| YOUR INSTRUCTIONS |
Find the lines holding the word "数字调频立体声发射机" and collect them.

Items from a dataset
»»
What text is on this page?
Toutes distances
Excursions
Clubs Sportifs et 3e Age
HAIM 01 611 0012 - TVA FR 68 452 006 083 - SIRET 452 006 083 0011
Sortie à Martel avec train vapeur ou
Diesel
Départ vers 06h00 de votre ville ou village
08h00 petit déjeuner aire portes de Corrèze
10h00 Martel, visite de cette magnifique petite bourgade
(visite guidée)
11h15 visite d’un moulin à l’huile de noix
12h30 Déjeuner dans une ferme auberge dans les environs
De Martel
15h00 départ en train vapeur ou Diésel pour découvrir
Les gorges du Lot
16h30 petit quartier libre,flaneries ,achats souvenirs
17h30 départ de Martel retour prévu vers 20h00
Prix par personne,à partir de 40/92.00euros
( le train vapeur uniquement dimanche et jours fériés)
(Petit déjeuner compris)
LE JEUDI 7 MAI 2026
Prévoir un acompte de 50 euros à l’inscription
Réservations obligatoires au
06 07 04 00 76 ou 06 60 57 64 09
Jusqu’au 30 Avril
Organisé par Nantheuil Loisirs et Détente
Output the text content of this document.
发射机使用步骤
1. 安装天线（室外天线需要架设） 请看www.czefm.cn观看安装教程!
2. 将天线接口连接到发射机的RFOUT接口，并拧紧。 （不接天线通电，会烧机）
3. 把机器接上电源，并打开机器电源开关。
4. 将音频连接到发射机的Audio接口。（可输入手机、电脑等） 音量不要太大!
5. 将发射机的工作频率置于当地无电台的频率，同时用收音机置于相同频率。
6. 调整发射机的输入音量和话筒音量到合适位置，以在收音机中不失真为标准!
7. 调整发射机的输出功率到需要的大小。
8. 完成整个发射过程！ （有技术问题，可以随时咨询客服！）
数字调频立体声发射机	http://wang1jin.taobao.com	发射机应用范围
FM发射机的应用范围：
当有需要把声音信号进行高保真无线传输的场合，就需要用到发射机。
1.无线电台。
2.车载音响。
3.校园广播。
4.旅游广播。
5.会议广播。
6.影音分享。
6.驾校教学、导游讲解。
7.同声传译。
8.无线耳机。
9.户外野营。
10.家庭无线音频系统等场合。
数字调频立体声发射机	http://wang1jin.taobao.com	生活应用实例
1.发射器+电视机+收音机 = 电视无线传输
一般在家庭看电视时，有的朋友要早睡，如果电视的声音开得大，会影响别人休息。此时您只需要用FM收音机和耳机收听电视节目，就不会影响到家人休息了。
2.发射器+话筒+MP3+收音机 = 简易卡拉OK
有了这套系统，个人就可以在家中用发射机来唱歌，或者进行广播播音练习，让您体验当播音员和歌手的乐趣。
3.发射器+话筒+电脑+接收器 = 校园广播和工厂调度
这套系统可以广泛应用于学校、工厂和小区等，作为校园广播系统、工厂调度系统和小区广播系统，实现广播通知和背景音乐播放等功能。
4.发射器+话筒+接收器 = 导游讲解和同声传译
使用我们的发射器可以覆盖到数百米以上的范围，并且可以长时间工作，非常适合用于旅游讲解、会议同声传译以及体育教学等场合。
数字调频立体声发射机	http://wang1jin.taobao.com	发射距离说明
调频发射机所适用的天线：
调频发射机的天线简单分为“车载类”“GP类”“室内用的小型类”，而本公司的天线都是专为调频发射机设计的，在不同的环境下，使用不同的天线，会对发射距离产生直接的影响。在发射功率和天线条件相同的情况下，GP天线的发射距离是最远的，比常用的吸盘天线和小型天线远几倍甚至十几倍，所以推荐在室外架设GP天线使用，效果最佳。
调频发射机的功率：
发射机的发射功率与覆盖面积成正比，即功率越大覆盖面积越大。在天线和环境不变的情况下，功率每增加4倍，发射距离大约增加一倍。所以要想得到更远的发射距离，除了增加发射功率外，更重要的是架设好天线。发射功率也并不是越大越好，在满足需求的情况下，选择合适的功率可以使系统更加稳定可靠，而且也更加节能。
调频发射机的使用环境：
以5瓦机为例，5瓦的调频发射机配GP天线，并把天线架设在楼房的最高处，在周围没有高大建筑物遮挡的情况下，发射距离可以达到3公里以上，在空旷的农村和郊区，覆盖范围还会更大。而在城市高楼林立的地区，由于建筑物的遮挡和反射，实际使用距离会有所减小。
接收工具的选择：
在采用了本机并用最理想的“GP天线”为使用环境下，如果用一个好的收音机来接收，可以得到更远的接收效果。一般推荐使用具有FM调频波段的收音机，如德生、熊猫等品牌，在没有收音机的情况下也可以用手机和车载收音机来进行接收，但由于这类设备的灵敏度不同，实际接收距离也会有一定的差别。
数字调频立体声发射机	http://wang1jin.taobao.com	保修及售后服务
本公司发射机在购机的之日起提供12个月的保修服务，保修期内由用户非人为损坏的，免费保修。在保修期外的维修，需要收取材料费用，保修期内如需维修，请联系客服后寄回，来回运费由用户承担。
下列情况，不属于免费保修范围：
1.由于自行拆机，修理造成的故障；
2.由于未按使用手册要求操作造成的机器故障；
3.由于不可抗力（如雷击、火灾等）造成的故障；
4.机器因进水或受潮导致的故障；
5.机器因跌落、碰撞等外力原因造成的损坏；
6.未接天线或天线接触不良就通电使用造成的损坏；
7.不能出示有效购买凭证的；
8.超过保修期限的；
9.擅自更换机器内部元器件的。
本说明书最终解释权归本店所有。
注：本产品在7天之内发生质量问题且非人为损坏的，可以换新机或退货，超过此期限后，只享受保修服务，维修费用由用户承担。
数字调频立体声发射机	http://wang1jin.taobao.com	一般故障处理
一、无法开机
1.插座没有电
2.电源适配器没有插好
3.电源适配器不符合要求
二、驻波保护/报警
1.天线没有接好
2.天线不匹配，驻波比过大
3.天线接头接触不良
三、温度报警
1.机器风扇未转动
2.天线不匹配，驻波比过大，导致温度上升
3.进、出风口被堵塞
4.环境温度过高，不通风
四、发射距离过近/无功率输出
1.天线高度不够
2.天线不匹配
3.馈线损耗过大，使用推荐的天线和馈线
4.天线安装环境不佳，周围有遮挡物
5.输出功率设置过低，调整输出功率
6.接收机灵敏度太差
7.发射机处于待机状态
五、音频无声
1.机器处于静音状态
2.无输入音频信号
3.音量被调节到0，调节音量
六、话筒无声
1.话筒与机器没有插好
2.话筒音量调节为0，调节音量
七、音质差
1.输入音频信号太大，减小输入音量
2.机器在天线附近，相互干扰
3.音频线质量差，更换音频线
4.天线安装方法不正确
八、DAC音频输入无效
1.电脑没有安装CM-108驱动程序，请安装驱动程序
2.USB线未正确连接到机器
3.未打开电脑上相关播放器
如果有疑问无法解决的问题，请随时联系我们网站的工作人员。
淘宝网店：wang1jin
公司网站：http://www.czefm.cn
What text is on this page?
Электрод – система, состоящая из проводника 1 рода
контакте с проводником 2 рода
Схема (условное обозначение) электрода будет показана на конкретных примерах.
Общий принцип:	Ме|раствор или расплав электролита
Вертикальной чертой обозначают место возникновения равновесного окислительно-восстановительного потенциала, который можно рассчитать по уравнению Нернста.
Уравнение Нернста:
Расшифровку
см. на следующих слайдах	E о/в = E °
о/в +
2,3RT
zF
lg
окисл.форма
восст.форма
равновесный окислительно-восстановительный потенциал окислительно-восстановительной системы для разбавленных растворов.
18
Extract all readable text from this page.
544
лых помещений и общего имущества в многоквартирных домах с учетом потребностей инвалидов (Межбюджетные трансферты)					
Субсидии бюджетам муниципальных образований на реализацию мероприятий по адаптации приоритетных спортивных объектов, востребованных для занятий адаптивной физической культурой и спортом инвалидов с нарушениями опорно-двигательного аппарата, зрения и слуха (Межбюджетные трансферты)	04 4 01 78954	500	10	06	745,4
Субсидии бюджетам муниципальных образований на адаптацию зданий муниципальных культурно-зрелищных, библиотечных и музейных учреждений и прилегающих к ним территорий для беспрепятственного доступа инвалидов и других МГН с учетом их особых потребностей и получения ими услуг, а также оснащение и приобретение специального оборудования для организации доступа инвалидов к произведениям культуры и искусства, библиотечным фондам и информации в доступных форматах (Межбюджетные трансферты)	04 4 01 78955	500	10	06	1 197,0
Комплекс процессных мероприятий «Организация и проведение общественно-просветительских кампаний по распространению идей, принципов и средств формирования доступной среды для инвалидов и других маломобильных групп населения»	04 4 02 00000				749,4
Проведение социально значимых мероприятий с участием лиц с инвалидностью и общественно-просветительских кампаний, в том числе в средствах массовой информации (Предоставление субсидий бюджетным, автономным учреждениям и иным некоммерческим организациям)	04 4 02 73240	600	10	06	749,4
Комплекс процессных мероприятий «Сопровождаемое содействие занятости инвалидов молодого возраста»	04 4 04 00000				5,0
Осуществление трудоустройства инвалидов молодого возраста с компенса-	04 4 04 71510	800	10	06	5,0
««
| REPLY |
数字调频立体声发射机	http://wang1jin.taobao.com	发射机应用范围
数字调频立体声发射机	http://wang1jin.taobao.com	生活应用实例
数字调频立体声发射机	http://wang1jin.taobao.com	发射距离说明
数字调频立体声发射机	http://wang1jin.taobao.com	保修及售后服务
数字调频立体声发射机	http://wang1jin.taobao.com	一般故障处理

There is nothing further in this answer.